┌──

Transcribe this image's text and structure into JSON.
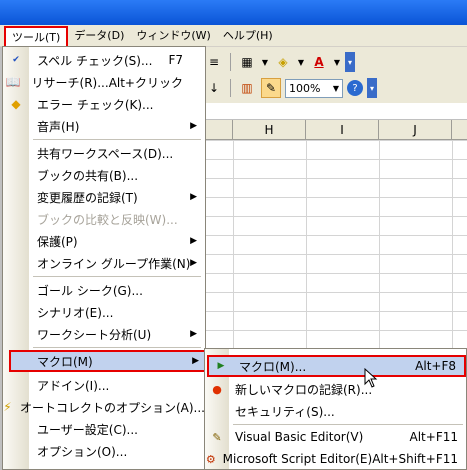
{
  "menubar": {
    "items": [
      {
        "label": "ツール(T)",
        "active": true
      },
      {
        "label": "データ(D)"
      },
      {
        "label": "ウィンドウ(W)"
      },
      {
        "label": "ヘルプ(H)"
      }
    ]
  },
  "toolbar": {
    "zoom_value": "100%"
  },
  "sheet": {
    "column_headers": [
      "H",
      "I",
      "J"
    ]
  },
  "tools_menu": {
    "items": [
      {
        "label": "スペル チェック(S)...",
        "shortcut": "F7"
      },
      {
        "label": "リサーチ(R)...",
        "shortcut": "Alt+クリック"
      },
      {
        "label": "エラー チェック(K)..."
      },
      {
        "label": "音声(H)"
      },
      {
        "label": "共有ワークスペース(D)..."
      },
      {
        "label": "ブックの共有(B)..."
      },
      {
        "label": "変更履歴の記録(T)"
      },
      {
        "label": "ブックの比較と反映(W)..."
      },
      {
        "label": "保護(P)"
      },
      {
        "label": "オンライン グループ作業(N)"
      },
      {
        "label": "ゴール シーク(G)..."
      },
      {
        "label": "シナリオ(E)..."
      },
      {
        "label": "ワークシート分析(U)"
      },
      {
        "label": "マクロ(M)"
      },
      {
        "label": "アドイン(I)..."
      },
      {
        "label": "オートコレクトのオプション(A)..."
      },
      {
        "label": "ユーザー設定(C)..."
      },
      {
        "label": "オプション(O)..."
      }
    ]
  },
  "macro_submenu": {
    "items": [
      {
        "label": "マクロ(M)...",
        "shortcut": "Alt+F8"
      },
      {
        "label": "新しいマクロの記録(R)..."
      },
      {
        "label": "セキュリティ(S)..."
      },
      {
        "label": "Visual Basic Editor(V)",
        "shortcut": "Alt+F11"
      },
      {
        "label": "Microsoft Script Editor(E)",
        "shortcut": "Alt+Shift+F11"
      }
    ]
  },
  "colors": {
    "highlight_border": "#e60000",
    "highlight_fill": "#c1d2ee",
    "menu_bg": "#ffffff",
    "toolbar_bg": "#ece9d8"
  }
}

└──

Leave the images out, please, and restate each line word for word.

Transcribe this image's text and structure into JSON.
{
  "menubar": {
    "items": [
      {
        "label": "ツール(T)",
        "active": true
      },
      {
        "label": "データ(D)"
      },
      {
        "label": "ウィンドウ(W)"
      },
      {
        "label": "ヘルプ(H)"
      }
    ]
  },
  "toolbar": {
    "zoom_value": "100%"
  },
  "sheet": {
    "column_headers": [
      "H",
      "I",
      "J"
    ]
  },
  "tools_menu": {
    "items": [
      {
        "label": "スペル チェック(S)...",
        "shortcut": "F7"
      },
      {
        "label": "リサーチ(R)...",
        "shortcut": "Alt+クリック"
      },
      {
        "label": "エラー チェック(K)..."
      },
      {
        "label": "音声(H)"
      },
      {
        "label": "共有ワークスペース(D)..."
      },
      {
        "label": "ブックの共有(B)..."
      },
      {
        "label": "変更履歴の記録(T)"
      },
      {
        "label": "ブックの比較と反映(W)..."
      },
      {
        "label": "保護(P)"
      },
      {
        "label": "オンライン グループ作業(N)"
      },
      {
        "label": "ゴール シーク(G)..."
      },
      {
        "label": "シナリオ(E)..."
      },
      {
        "label": "ワークシート分析(U)"
      },
      {
        "label": "マクロ(M)"
      },
      {
        "label": "アドイン(I)..."
      },
      {
        "label": "オートコレクトのオプション(A)..."
      },
      {
        "label": "ユーザー設定(C)..."
      },
      {
        "label": "オプション(O)..."
      }
    ]
  },
  "macro_submenu": {
    "items": [
      {
        "label": "マクロ(M)...",
        "shortcut": "Alt+F8"
      },
      {
        "label": "新しいマクロの記録(R)..."
      },
      {
        "label": "セキュリティ(S)..."
      },
      {
        "label": "Visual Basic Editor(V)",
        "shortcut": "Alt+F11"
      },
      {
        "label": "Microsoft Script Editor(E)",
        "shortcut": "Alt+Shift+F11"
      }
    ]
  },
  "colors": {
    "highlight_border": "#e60000",
    "highlight_fill": "#c1d2ee",
    "menu_bg": "#ffffff",
    "toolbar_bg": "#ece9d8"
  }
}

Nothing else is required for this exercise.